Dataset rows about figures:
--------------------
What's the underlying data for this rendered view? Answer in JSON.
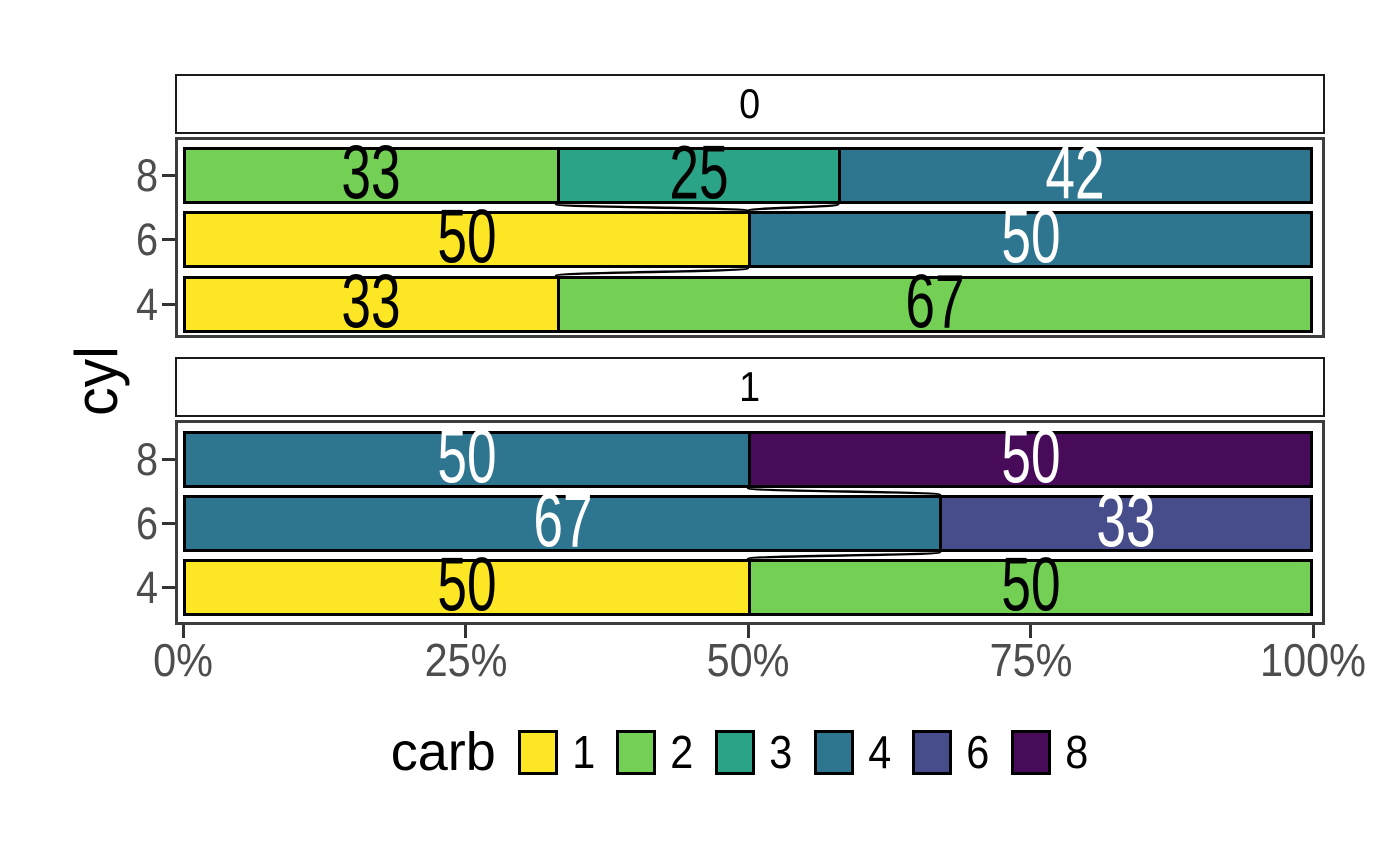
{
  "chart_data": {
    "type": "bar",
    "orientation": "horizontal",
    "stacking": "percent_fill",
    "title": "",
    "xlabel": "",
    "ylabel": "cyl",
    "x_axis_tick_labels": [
      "0%",
      "25%",
      "50%",
      "75%",
      "100%"
    ],
    "x_axis_tick_percents": [
      0,
      25,
      50,
      75,
      100
    ],
    "y_axis_tick_labels": [
      "8",
      "6",
      "4"
    ],
    "facet_labels": [
      "0",
      "1"
    ],
    "grid": "off",
    "legend_position": "bottom",
    "legend": {
      "title": "carb",
      "items": [
        {
          "label": "1",
          "color": "#FDE725"
        },
        {
          "label": "2",
          "color": "#73D055"
        },
        {
          "label": "3",
          "color": "#2AA386"
        },
        {
          "label": "4",
          "color": "#2E7590"
        },
        {
          "label": "6",
          "color": "#474D8B"
        },
        {
          "label": "8",
          "color": "#470B59"
        }
      ]
    },
    "colors": {
      "1": "#FDE725",
      "2": "#73D055",
      "3": "#2AA386",
      "4": "#2E7590",
      "6": "#474D8B",
      "8": "#470B59"
    },
    "axis_text_color": "#4D4D4D",
    "panel_border_color": "#3D3D3D",
    "facets": [
      {
        "label": "0",
        "rows": [
          {
            "cyl": "8",
            "segments": [
              {
                "carb": "2",
                "percent": 33,
                "label": "33",
                "label_color": "#000000"
              },
              {
                "carb": "3",
                "percent": 25,
                "label": "25",
                "label_color": "#000000"
              },
              {
                "carb": "4",
                "percent": 42,
                "label": "42",
                "label_color": "#FFFFFF"
              }
            ]
          },
          {
            "cyl": "6",
            "segments": [
              {
                "carb": "1",
                "percent": 50,
                "label": "50",
                "label_color": "#000000"
              },
              {
                "carb": "4",
                "percent": 50,
                "label": "50",
                "label_color": "#FFFFFF"
              }
            ]
          },
          {
            "cyl": "4",
            "segments": [
              {
                "carb": "1",
                "percent": 33,
                "label": "33",
                "label_color": "#000000"
              },
              {
                "carb": "2",
                "percent": 67,
                "label": "67",
                "label_color": "#000000"
              }
            ]
          }
        ]
      },
      {
        "label": "1",
        "rows": [
          {
            "cyl": "8",
            "segments": [
              {
                "carb": "4",
                "percent": 50,
                "label": "50",
                "label_color": "#FFFFFF"
              },
              {
                "carb": "8",
                "percent": 50,
                "label": "50",
                "label_color": "#FFFFFF"
              }
            ]
          },
          {
            "cyl": "6",
            "segments": [
              {
                "carb": "4",
                "percent": 67,
                "label": "67",
                "label_color": "#FFFFFF"
              },
              {
                "carb": "6",
                "percent": 33,
                "label": "33",
                "label_color": "#FFFFFF"
              }
            ]
          },
          {
            "cyl": "4",
            "segments": [
              {
                "carb": "1",
                "percent": 50,
                "label": "50",
                "label_color": "#000000"
              },
              {
                "carb": "2",
                "percent": 50,
                "label": "50",
                "label_color": "#000000"
              }
            ]
          }
        ]
      }
    ]
  }
}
--------------------
§ What the task requires:
Keep the pictures out of your copy, and repeat every entry above exactly.

§ Exercise result:
What's the underlying data for this rendered view? Answer in JSON.
{
  "chart_data": {
    "type": "bar",
    "orientation": "horizontal",
    "stacking": "percent_fill",
    "title": "",
    "xlabel": "",
    "ylabel": "cyl",
    "x_axis_tick_labels": [
      "0%",
      "25%",
      "50%",
      "75%",
      "100%"
    ],
    "x_axis_tick_percents": [
      0,
      25,
      50,
      75,
      100
    ],
    "y_axis_tick_labels": [
      "8",
      "6",
      "4"
    ],
    "facet_labels": [
      "0",
      "1"
    ],
    "grid": "off",
    "legend_position": "bottom",
    "legend": {
      "title": "carb",
      "items": [
        {
          "label": "1",
          "color": "#FDE725"
        },
        {
          "label": "2",
          "color": "#73D055"
        },
        {
          "label": "3",
          "color": "#2AA386"
        },
        {
          "label": "4",
          "color": "#2E7590"
        },
        {
          "label": "6",
          "color": "#474D8B"
        },
        {
          "label": "8",
          "color": "#470B59"
        }
      ]
    },
    "colors": {
      "1": "#FDE725",
      "2": "#73D055",
      "3": "#2AA386",
      "4": "#2E7590",
      "6": "#474D8B",
      "8": "#470B59"
    },
    "axis_text_color": "#4D4D4D",
    "panel_border_color": "#3D3D3D",
    "facets": [
      {
        "label": "0",
        "rows": [
          {
            "cyl": "8",
            "segments": [
              {
                "carb": "2",
                "percent": 33,
                "label": "33",
                "label_color": "#000000"
              },
              {
                "carb": "3",
                "percent": 25,
                "label": "25",
                "label_color": "#000000"
              },
              {
                "carb": "4",
                "percent": 42,
                "label": "42",
                "label_color": "#FFFFFF"
              }
            ]
          },
          {
            "cyl": "6",
            "segments": [
              {
                "carb": "1",
                "percent": 50,
                "label": "50",
                "label_color": "#000000"
              },
              {
                "carb": "4",
                "percent": 50,
                "label": "50",
                "label_color": "#FFFFFF"
              }
            ]
          },
          {
            "cyl": "4",
            "segments": [
              {
                "carb": "1",
                "percent": 33,
                "label": "33",
                "label_color": "#000000"
              },
              {
                "carb": "2",
                "percent": 67,
                "label": "67",
                "label_color": "#000000"
              }
            ]
          }
        ]
      },
      {
        "label": "1",
        "rows": [
          {
            "cyl": "8",
            "segments": [
              {
                "carb": "4",
                "percent": 50,
                "label": "50",
                "label_color": "#FFFFFF"
              },
              {
                "carb": "8",
                "percent": 50,
                "label": "50",
                "label_color": "#FFFFFF"
              }
            ]
          },
          {
            "cyl": "6",
            "segments": [
              {
                "carb": "4",
                "percent": 67,
                "label": "67",
                "label_color": "#FFFFFF"
              },
              {
                "carb": "6",
                "percent": 33,
                "label": "33",
                "label_color": "#FFFFFF"
              }
            ]
          },
          {
            "cyl": "4",
            "segments": [
              {
                "carb": "1",
                "percent": 50,
                "label": "50",
                "label_color": "#000000"
              },
              {
                "carb": "2",
                "percent": 50,
                "label": "50",
                "label_color": "#000000"
              }
            ]
          }
        ]
      }
    ]
  }
}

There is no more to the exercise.